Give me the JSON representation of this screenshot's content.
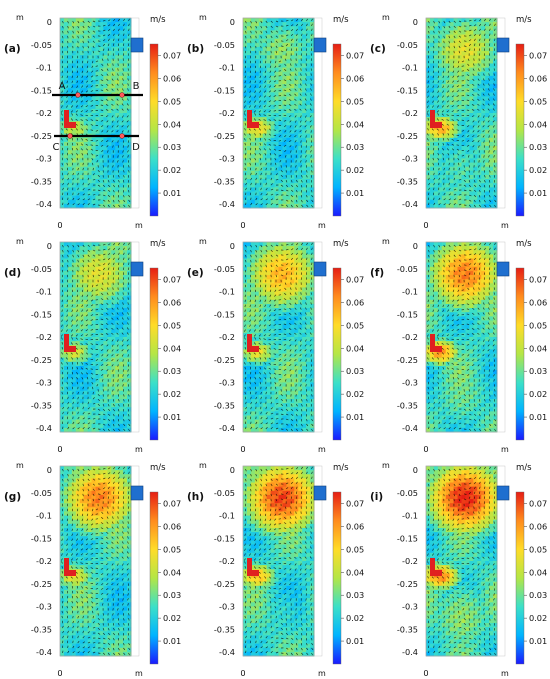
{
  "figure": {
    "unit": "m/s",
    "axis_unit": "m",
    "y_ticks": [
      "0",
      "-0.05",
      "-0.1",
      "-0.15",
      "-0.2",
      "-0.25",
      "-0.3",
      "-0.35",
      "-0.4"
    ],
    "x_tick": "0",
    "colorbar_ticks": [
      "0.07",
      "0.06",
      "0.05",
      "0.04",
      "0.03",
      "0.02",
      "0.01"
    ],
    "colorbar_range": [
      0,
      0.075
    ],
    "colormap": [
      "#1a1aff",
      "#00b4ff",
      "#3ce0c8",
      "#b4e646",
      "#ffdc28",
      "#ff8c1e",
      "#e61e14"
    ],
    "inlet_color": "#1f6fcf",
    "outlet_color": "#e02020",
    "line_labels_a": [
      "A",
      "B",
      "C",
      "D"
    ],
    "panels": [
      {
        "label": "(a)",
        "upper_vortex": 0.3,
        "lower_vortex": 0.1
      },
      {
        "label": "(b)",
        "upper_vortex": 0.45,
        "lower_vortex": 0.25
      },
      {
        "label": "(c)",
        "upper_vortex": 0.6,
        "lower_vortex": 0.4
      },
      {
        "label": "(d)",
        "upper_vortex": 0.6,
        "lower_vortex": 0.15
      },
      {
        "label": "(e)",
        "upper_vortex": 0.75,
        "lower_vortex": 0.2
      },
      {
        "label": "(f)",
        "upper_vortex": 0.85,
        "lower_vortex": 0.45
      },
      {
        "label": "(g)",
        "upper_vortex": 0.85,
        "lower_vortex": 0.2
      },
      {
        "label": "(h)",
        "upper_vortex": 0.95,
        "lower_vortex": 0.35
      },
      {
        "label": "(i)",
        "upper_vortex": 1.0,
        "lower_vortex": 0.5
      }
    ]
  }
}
━━━━━━
What you are asked to do
Output, exactly, all the records above; include no pictures.

Result of this task
Give me the JSON representation of this screenshot's content.
{
  "figure": {
    "unit": "m/s",
    "axis_unit": "m",
    "y_ticks": [
      "0",
      "-0.05",
      "-0.1",
      "-0.15",
      "-0.2",
      "-0.25",
      "-0.3",
      "-0.35",
      "-0.4"
    ],
    "x_tick": "0",
    "colorbar_ticks": [
      "0.07",
      "0.06",
      "0.05",
      "0.04",
      "0.03",
      "0.02",
      "0.01"
    ],
    "colorbar_range": [
      0,
      0.075
    ],
    "colormap": [
      "#1a1aff",
      "#00b4ff",
      "#3ce0c8",
      "#b4e646",
      "#ffdc28",
      "#ff8c1e",
      "#e61e14"
    ],
    "inlet_color": "#1f6fcf",
    "outlet_color": "#e02020",
    "line_labels_a": [
      "A",
      "B",
      "C",
      "D"
    ],
    "panels": [
      {
        "label": "(a)",
        "upper_vortex": 0.3,
        "lower_vortex": 0.1
      },
      {
        "label": "(b)",
        "upper_vortex": 0.45,
        "lower_vortex": 0.25
      },
      {
        "label": "(c)",
        "upper_vortex": 0.6,
        "lower_vortex": 0.4
      },
      {
        "label": "(d)",
        "upper_vortex": 0.6,
        "lower_vortex": 0.15
      },
      {
        "label": "(e)",
        "upper_vortex": 0.75,
        "lower_vortex": 0.2
      },
      {
        "label": "(f)",
        "upper_vortex": 0.85,
        "lower_vortex": 0.45
      },
      {
        "label": "(g)",
        "upper_vortex": 0.85,
        "lower_vortex": 0.2
      },
      {
        "label": "(h)",
        "upper_vortex": 0.95,
        "lower_vortex": 0.35
      },
      {
        "label": "(i)",
        "upper_vortex": 1.0,
        "lower_vortex": 0.5
      }
    ]
  }
}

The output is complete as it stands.